--- Document source ---

D’autres secteurs le seront aussi, sous l’effet de la baisse de la demande aussi bien en Tunisie que dans les différents marchés d’exportation ; c’est le cas en particulier des activités industrielles autres que l’alimentation, les produits pharmaceutiques et les produits d’hygiène, les activités de commerce, de réparation et de maintenance ainsi que les activités culturelles et de loisirs.
La baisse importante de l’activité du transport aérien et de celui des constructeurs automobiles et aéronautiques à travers le monde a eu de graves répercussions sur les équipementiers de composants automobiles et industriels et, par conséquent, sur l’industrie tunisienne.
D’après une étude publiée par le Forum Ibn-Khaldoun pour le développement, «les mesures adoptées par le gouvernent et par la Banque centrale, pour protéger les emplois et soutenir les entreprises étaient certes importantes, compte tenu du niveau élevé des montants alloués et de leur diversité, accordés notamment sous forme de ligne de crédits, de fonds de soutien, de report des échéances fiscales et de crédit, de consolidation des crédits, de réévaluation des actifs, de remboursement des crédit de TVA, et de prise en charge partielle des mises en chômage technique».
De même, les décisions prises par l’Union européenne et le FMI pour l’octroi d’une aide exceptionnelle de près de 3 milliards de dinars constituent un important appui aux efforts de riposte à l’épidémie déployés par la Tunisie.
Estimation économétrique
L’étude élaborée conjointement par le ministère de l’Economie, des Finances et de l’Investissement et le Pnud, publiée en juin dernier, présente «une estimation économétrique de l’impact du Covid-19 sur l’économie tunisienne et plus particulièrement sur les micro-entreprises en termes de fragilités financières ainsi que sur les ménages en termes d’aggravation de la pauvreté.
Les principales conclusions tirées de cette étude s’articulent autour de la croissance économique évaluée initialement dans le cadre de la loi des finances 2020 à + 2.7% , devenue négative et se situant aux alentours de – 4.4% sous le double effet de la baisse de l’offre en relation avec la quasi-paralysie de l’appareil de production tout au long de la période de confinement et de la chute des différentes composantes de la demande finale ( investissement, consommation des ménages et exportations).
Les secteurs les plus impactés par la crise sanitaire auraient été ceux des industries non manufacturières, des textiles et de l’habillement, du tourisme ainsi que des transports.

--- Entrées extraites ---

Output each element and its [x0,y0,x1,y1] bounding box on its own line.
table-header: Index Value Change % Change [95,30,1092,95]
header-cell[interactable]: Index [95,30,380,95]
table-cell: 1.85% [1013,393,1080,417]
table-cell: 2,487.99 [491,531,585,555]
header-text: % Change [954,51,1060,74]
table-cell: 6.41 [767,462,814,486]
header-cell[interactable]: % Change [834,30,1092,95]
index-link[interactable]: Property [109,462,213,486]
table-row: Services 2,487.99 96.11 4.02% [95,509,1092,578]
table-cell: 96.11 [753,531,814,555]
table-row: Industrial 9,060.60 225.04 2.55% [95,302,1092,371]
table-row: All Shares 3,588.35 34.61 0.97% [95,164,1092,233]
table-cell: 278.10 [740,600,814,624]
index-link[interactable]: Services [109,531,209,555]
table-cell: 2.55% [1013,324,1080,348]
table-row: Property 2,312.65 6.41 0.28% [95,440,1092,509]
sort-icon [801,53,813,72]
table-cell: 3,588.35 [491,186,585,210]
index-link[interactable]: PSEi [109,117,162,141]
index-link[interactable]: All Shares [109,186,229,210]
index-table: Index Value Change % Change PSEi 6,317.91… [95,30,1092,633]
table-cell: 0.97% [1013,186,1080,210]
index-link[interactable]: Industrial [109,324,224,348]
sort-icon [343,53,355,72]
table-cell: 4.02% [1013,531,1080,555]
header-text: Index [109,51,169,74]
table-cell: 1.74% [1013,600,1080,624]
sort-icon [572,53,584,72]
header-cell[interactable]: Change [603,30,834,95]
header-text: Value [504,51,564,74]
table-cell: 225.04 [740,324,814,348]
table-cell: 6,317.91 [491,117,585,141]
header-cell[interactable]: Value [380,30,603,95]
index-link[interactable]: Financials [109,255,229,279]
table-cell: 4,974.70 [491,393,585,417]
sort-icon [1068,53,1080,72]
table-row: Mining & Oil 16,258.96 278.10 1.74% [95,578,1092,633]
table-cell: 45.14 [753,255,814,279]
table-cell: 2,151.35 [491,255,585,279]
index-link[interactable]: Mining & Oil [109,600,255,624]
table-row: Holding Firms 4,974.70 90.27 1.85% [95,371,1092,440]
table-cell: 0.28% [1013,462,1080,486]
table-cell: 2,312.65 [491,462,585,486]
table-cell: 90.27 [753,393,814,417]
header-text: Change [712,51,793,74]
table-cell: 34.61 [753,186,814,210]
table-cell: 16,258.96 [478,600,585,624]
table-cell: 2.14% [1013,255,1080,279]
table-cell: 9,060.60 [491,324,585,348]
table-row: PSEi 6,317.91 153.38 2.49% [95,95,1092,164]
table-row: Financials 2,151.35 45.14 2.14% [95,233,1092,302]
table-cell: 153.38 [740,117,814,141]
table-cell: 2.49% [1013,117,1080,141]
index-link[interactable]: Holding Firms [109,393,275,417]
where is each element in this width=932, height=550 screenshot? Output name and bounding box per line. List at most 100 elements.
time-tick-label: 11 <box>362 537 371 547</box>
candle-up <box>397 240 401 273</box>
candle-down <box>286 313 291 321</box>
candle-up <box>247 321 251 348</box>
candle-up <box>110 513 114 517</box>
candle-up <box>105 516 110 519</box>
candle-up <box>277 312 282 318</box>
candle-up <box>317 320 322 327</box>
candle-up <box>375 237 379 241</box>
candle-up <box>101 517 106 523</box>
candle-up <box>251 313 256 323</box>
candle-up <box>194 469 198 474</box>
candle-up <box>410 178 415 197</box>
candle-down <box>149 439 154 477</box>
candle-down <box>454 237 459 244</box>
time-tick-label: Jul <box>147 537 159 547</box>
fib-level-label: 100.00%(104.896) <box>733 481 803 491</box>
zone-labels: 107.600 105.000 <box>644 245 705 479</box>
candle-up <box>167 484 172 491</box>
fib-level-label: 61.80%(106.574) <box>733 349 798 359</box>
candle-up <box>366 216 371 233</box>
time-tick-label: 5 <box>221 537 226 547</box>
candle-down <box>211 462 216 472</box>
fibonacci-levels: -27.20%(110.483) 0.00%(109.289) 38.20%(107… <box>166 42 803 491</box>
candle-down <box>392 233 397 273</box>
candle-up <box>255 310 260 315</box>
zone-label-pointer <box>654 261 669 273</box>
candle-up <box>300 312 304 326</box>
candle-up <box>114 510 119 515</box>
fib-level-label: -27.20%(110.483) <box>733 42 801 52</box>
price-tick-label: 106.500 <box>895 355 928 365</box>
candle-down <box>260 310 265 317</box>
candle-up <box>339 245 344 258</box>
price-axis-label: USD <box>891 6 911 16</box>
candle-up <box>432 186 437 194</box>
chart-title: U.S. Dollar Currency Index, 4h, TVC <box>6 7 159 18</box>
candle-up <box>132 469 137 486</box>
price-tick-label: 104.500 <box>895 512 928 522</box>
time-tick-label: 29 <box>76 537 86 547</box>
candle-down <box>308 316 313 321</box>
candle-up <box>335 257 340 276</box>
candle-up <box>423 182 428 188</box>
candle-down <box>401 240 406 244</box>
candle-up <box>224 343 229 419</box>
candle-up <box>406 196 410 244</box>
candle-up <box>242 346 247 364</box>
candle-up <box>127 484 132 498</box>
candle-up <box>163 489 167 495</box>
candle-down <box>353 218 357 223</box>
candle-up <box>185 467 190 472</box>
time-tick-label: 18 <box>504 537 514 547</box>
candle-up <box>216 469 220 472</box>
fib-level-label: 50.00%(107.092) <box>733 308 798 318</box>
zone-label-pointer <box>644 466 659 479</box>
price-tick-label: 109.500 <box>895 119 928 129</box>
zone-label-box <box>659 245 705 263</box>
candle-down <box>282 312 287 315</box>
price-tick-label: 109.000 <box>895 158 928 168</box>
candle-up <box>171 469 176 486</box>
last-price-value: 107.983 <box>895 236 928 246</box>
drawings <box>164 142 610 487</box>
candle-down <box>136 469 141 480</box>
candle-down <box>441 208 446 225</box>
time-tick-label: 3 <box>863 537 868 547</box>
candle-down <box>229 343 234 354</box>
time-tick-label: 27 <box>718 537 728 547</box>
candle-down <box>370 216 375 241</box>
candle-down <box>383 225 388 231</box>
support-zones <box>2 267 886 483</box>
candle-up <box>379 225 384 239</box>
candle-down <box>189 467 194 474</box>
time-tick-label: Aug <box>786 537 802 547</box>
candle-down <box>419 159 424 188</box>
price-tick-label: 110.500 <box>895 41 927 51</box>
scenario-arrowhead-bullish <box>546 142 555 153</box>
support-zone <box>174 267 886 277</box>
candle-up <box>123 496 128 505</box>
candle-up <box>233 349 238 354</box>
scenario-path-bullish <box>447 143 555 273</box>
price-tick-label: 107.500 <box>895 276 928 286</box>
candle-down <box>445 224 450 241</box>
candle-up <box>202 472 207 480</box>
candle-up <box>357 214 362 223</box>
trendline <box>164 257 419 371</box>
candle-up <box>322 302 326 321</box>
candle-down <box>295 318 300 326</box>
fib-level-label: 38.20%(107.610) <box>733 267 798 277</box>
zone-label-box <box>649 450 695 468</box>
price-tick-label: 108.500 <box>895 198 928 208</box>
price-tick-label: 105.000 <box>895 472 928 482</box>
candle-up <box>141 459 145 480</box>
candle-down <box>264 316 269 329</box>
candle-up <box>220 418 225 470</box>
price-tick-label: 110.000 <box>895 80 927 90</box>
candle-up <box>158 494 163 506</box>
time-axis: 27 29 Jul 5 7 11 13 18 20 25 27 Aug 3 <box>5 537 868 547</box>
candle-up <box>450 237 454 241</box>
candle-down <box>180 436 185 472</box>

---

Recopiez le passage du texte sur l'économie tunisienne face au Covid-19, de « La baisse importante » à « sur l’industrie tunisienne. ».

■ **Réponse**:
La baisse importante de l’activité du transport aérien et de celui des constructeurs automobiles et aéronautiques à travers le monde a eu de graves répercussions sur les équipementiers de composants automobiles et industriels et, par conséquent, sur l’industrie tunisienne.